>> start MATERIAL

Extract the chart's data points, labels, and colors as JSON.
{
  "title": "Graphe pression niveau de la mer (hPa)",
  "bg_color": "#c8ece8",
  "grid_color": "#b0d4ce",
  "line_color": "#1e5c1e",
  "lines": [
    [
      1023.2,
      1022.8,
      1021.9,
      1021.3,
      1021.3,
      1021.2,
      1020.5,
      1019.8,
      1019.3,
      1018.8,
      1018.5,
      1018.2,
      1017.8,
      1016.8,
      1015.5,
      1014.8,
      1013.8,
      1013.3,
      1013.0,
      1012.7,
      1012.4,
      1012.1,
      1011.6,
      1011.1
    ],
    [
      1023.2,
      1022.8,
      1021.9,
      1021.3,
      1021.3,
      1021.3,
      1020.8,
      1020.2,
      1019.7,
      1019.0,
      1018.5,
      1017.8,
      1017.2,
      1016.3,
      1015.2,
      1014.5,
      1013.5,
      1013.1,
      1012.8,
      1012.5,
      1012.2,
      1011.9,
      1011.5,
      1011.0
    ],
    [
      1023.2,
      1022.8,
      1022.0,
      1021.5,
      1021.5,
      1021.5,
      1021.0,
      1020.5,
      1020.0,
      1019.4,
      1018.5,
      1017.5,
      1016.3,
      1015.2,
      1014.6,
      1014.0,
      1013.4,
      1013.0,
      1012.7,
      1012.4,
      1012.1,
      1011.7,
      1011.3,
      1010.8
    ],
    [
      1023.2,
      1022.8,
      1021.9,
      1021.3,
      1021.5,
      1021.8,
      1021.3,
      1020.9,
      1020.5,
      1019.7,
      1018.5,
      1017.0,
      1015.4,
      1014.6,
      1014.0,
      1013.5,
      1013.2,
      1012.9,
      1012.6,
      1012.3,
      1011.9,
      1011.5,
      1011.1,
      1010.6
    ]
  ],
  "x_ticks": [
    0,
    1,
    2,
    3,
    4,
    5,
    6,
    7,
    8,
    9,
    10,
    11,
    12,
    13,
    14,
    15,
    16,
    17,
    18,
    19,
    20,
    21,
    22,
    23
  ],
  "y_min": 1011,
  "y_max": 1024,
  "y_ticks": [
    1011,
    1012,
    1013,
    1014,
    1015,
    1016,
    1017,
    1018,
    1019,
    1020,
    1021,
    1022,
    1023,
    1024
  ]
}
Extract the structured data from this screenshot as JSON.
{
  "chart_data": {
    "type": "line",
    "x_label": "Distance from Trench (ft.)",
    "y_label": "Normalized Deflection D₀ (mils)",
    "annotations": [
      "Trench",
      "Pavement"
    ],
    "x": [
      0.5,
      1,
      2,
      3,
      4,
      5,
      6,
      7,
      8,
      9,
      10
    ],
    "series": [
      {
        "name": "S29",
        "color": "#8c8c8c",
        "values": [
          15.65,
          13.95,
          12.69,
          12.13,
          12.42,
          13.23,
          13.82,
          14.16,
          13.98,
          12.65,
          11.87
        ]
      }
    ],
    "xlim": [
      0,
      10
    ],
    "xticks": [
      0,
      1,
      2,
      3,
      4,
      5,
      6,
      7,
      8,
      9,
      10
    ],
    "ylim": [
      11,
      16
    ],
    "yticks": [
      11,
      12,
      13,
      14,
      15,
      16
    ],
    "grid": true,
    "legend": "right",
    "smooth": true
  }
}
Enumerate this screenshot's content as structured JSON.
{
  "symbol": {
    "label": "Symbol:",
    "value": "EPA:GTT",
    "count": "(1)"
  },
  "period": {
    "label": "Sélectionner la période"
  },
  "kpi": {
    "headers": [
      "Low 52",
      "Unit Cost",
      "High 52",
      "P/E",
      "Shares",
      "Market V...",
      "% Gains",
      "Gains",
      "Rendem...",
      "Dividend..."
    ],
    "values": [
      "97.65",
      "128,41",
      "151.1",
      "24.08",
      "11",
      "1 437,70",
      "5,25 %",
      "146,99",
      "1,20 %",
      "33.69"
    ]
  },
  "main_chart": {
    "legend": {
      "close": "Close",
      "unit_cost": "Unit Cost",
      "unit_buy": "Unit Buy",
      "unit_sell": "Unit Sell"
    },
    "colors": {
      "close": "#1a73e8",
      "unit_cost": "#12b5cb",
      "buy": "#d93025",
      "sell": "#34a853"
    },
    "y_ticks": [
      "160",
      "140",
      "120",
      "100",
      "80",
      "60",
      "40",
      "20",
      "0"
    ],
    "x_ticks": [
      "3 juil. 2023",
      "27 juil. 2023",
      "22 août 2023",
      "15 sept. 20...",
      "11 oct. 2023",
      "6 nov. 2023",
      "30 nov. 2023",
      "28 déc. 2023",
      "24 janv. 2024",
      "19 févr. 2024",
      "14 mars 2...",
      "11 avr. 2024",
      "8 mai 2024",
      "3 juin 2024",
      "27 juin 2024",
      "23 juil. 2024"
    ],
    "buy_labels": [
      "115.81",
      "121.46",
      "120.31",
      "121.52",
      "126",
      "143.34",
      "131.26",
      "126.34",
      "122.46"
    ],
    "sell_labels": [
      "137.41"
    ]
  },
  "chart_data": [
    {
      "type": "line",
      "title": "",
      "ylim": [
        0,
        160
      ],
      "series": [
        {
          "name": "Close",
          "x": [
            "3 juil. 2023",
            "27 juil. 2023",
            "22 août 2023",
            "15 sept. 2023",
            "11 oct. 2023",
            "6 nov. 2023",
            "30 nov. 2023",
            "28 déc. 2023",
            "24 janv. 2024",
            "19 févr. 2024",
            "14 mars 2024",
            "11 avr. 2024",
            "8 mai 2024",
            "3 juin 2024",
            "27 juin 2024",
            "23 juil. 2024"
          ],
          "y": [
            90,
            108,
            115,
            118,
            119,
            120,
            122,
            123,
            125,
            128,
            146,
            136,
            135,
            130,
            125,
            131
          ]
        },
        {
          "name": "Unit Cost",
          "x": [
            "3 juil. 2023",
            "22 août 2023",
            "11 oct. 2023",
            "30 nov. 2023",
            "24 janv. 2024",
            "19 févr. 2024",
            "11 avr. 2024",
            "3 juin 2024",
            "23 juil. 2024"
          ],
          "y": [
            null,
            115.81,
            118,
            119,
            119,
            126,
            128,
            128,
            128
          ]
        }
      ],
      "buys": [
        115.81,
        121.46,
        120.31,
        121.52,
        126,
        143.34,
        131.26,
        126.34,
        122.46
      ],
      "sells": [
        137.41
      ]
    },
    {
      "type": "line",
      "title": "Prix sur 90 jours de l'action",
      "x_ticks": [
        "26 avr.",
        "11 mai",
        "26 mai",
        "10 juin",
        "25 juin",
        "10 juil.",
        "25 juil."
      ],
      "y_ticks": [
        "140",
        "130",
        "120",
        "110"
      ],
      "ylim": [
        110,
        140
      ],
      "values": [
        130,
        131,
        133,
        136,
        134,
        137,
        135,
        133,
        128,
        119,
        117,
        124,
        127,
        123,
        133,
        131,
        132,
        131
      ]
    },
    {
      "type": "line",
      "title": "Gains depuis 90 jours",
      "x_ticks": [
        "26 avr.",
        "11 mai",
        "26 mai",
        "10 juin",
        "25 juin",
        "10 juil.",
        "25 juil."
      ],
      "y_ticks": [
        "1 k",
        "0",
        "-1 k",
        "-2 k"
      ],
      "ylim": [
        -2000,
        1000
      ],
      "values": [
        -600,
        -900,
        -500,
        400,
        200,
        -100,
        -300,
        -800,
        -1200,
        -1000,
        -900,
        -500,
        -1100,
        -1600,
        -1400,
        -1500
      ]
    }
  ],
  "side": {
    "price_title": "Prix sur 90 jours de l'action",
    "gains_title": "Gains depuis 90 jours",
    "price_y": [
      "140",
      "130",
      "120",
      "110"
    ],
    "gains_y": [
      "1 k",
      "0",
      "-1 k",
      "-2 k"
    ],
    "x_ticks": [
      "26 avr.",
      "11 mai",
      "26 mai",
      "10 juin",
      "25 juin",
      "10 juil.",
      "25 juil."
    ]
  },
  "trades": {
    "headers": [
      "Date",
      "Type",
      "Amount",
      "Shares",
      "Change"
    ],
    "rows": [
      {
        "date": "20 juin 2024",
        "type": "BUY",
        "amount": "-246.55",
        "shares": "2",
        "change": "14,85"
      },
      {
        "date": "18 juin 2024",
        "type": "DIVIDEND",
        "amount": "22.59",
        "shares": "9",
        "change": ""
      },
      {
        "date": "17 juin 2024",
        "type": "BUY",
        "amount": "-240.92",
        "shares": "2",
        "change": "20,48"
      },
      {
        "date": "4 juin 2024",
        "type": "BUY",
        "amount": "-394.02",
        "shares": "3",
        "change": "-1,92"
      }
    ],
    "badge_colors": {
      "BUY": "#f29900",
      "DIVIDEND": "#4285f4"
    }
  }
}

>> end MATERIAL

[GIVEN REQUEST] In the entries above, some lines may contain the string "Extract"; report how many, without additional comment.

[EXERCISE RESULT] 2